→ Task details: List every line of the material below that contains the string "marker", with case taken into account.

Extracted records
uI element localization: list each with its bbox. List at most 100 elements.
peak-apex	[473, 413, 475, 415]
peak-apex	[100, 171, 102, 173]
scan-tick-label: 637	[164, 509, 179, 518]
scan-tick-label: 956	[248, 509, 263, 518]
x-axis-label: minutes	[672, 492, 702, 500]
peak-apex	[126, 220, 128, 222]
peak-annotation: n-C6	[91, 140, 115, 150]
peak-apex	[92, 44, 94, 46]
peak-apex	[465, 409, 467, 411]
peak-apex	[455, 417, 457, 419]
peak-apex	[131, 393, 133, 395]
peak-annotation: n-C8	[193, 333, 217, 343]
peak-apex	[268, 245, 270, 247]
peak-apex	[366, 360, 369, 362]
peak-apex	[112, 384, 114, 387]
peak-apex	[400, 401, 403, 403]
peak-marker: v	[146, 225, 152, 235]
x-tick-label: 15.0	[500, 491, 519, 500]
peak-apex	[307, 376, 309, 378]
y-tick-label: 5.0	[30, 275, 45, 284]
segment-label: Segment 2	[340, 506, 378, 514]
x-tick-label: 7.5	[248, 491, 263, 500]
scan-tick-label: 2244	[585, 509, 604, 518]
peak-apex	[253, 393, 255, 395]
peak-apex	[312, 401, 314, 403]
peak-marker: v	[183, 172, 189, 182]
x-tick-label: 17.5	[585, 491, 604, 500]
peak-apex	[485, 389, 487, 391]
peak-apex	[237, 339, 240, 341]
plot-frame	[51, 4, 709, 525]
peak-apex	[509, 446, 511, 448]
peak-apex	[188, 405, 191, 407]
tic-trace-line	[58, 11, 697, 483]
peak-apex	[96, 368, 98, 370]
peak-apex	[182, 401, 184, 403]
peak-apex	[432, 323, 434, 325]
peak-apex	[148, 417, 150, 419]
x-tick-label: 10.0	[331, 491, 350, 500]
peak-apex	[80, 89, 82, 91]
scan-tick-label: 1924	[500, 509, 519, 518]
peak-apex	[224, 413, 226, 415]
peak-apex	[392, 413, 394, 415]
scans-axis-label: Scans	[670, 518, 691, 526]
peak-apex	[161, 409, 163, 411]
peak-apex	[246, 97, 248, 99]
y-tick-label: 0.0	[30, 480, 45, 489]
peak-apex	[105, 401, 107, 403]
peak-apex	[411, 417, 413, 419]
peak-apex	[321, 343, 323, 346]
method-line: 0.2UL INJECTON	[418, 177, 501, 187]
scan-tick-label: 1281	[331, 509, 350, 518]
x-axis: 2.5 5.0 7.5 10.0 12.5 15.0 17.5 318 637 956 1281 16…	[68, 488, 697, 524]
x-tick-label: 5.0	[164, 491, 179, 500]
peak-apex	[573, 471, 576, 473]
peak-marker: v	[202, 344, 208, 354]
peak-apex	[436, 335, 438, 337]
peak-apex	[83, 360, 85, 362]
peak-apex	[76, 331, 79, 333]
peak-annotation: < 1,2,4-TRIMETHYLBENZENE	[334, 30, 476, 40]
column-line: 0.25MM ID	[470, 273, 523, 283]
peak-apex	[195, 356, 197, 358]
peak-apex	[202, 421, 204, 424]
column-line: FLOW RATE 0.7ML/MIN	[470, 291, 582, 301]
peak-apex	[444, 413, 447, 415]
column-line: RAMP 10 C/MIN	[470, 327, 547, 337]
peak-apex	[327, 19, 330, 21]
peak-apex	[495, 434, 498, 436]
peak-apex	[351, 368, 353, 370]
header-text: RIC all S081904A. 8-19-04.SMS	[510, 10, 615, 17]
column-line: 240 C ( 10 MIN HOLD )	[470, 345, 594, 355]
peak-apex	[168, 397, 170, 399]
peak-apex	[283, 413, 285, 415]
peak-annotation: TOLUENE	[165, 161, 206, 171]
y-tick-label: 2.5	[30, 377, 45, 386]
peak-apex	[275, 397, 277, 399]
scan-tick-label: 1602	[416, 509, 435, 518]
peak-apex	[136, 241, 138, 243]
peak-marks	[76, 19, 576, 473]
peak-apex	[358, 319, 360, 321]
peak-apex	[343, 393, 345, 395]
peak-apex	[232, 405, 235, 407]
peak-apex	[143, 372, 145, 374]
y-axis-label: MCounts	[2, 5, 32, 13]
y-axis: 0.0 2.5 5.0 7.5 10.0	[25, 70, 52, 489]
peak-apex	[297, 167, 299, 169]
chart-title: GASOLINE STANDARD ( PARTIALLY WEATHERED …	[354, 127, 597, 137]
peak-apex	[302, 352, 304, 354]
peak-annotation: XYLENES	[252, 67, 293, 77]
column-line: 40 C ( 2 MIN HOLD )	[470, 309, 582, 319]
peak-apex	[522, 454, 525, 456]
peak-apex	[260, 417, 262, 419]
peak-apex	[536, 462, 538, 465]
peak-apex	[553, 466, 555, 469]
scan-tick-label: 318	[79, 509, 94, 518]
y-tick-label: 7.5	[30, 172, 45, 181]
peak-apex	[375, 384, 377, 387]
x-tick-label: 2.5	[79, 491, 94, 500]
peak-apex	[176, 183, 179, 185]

→ Worked answer:
peak-marker: v	[146, 225, 152, 235]
peak-marker: v	[183, 172, 189, 182]
peak-marker: v	[202, 344, 208, 354]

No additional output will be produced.